Requirement
Starting at the line that contains "Read all visible content and emit it as JSON.", copy each line through the final one exactly as written.
Begin Information supplied
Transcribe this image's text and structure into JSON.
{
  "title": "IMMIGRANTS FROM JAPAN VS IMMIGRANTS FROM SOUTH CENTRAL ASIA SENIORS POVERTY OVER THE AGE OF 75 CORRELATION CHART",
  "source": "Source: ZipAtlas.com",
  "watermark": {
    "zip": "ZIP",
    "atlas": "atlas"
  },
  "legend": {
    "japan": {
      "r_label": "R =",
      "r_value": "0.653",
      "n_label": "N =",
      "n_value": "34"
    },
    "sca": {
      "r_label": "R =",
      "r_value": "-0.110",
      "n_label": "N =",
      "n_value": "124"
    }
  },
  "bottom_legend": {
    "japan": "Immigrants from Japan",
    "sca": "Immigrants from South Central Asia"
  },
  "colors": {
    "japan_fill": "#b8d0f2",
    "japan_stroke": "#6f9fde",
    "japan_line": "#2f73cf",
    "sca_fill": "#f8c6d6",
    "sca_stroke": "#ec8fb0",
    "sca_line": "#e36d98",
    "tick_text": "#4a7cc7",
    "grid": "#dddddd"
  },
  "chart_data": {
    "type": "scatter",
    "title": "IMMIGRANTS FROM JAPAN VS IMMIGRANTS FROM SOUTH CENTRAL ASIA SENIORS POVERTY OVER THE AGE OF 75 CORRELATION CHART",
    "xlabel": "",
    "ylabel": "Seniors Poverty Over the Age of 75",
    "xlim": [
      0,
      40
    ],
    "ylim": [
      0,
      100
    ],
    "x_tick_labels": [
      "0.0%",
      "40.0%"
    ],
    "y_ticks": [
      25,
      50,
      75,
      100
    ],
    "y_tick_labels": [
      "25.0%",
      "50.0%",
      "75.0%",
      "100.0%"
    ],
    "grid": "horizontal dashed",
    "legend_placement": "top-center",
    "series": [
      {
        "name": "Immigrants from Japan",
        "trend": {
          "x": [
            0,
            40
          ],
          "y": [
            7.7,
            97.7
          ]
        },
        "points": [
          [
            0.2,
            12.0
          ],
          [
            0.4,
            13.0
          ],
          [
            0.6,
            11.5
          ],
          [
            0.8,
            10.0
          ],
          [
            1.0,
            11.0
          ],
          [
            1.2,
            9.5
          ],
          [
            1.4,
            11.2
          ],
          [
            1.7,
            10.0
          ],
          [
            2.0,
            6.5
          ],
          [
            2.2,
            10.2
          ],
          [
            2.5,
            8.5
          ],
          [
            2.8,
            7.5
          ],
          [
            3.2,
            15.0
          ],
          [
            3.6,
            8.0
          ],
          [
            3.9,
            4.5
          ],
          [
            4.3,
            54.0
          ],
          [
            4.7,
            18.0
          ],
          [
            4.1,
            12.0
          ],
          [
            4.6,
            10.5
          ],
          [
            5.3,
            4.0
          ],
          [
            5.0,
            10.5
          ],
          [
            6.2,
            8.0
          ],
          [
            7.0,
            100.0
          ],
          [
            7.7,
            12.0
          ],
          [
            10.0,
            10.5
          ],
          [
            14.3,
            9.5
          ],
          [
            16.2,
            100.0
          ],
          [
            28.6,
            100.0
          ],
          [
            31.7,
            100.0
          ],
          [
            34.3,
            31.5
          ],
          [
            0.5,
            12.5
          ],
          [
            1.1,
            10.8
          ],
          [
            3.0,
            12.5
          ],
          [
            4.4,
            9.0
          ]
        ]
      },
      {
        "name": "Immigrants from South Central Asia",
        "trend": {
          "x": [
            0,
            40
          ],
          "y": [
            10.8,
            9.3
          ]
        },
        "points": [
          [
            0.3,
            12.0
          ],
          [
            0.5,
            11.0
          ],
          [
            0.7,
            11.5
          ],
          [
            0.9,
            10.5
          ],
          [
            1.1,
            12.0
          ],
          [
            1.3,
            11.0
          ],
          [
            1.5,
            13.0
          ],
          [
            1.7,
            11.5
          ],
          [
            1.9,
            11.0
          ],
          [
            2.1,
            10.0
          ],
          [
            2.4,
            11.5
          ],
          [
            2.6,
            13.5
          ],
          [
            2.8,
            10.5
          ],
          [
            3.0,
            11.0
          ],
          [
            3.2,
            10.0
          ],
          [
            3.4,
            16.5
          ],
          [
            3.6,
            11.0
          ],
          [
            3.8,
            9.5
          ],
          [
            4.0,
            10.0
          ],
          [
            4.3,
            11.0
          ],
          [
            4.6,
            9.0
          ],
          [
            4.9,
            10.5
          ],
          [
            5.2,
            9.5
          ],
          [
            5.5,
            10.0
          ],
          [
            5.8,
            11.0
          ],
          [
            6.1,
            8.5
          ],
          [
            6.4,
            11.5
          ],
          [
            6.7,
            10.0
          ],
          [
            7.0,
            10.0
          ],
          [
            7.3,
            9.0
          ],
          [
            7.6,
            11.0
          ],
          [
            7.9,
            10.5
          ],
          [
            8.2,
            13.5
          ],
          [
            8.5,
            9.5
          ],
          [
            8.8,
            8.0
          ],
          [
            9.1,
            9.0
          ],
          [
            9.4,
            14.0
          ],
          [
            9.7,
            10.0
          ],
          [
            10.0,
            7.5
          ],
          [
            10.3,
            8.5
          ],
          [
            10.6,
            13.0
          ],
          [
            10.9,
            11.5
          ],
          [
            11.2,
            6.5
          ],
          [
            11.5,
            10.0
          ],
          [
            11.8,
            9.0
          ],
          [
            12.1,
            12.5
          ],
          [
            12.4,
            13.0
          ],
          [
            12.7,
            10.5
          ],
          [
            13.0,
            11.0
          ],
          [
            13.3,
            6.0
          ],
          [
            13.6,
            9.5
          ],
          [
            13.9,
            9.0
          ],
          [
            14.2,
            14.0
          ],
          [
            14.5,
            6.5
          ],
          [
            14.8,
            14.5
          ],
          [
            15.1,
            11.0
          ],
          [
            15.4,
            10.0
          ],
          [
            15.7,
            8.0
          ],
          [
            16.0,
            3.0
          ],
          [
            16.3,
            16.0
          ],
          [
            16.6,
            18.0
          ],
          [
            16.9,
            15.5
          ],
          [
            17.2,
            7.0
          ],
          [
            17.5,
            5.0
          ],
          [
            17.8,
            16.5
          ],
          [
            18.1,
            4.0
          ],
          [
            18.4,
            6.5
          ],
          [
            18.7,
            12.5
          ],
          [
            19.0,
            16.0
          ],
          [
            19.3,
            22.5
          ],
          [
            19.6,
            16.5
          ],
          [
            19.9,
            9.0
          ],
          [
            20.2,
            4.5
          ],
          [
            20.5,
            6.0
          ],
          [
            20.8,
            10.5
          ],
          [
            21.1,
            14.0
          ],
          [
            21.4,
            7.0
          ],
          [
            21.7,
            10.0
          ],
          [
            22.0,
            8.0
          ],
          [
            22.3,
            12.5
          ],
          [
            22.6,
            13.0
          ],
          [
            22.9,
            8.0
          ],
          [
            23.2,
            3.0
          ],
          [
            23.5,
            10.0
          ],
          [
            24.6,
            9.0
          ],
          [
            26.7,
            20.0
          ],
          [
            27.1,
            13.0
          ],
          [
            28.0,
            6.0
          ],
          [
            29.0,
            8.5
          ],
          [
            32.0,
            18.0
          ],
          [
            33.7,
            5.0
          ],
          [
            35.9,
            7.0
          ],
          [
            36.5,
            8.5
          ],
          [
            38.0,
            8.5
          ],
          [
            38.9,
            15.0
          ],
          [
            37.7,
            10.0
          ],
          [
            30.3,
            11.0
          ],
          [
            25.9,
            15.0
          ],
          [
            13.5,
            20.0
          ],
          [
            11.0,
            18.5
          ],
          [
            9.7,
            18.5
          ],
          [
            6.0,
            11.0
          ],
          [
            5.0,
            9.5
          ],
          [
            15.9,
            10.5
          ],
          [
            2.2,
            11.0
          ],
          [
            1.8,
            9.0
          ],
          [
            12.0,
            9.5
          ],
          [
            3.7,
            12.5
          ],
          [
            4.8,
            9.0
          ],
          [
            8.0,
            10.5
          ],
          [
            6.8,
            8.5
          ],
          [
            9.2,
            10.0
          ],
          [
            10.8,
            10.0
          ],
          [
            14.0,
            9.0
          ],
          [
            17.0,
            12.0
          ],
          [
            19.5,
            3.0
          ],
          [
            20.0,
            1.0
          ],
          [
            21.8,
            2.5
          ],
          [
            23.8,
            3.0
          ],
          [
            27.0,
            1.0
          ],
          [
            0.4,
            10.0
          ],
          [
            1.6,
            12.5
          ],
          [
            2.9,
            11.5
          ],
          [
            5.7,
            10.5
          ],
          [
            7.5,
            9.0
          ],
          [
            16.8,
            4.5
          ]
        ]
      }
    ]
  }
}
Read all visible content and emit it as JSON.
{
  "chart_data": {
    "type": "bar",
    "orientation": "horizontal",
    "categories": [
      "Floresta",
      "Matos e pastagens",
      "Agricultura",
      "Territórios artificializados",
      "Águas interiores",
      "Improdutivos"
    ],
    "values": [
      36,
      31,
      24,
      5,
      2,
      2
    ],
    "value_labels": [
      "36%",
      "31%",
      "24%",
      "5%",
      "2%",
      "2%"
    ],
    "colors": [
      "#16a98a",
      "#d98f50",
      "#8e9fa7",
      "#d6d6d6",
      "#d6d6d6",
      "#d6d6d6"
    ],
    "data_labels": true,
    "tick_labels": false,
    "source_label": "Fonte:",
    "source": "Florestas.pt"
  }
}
End Information supplied
Written solution
Read all visible content and emit it as JSON.
{
  "chart_data": {
    "type": "bar",
    "orientation": "horizontal",
    "categories": [
      "Floresta",
      "Matos e pastagens",
      "Agricultura",
      "Territórios artificializados",
      "Águas interiores",
      "Improdutivos"
    ],
    "values": [
      36,
      31,
      24,
      5,
      2,
      2
    ],
    "value_labels": [
      "36%",
      "31%",
      "24%",
      "5%",
      "2%",
      "2%"
    ],
    "colors": [
      "#16a98a",
      "#d98f50",
      "#8e9fa7",
      "#d6d6d6",
      "#d6d6d6",
      "#d6d6d6"
    ],
    "data_labels": true,
    "tick_labels": false,
    "source_label": "Fonte:",
    "source": "Florestas.pt"
  }
}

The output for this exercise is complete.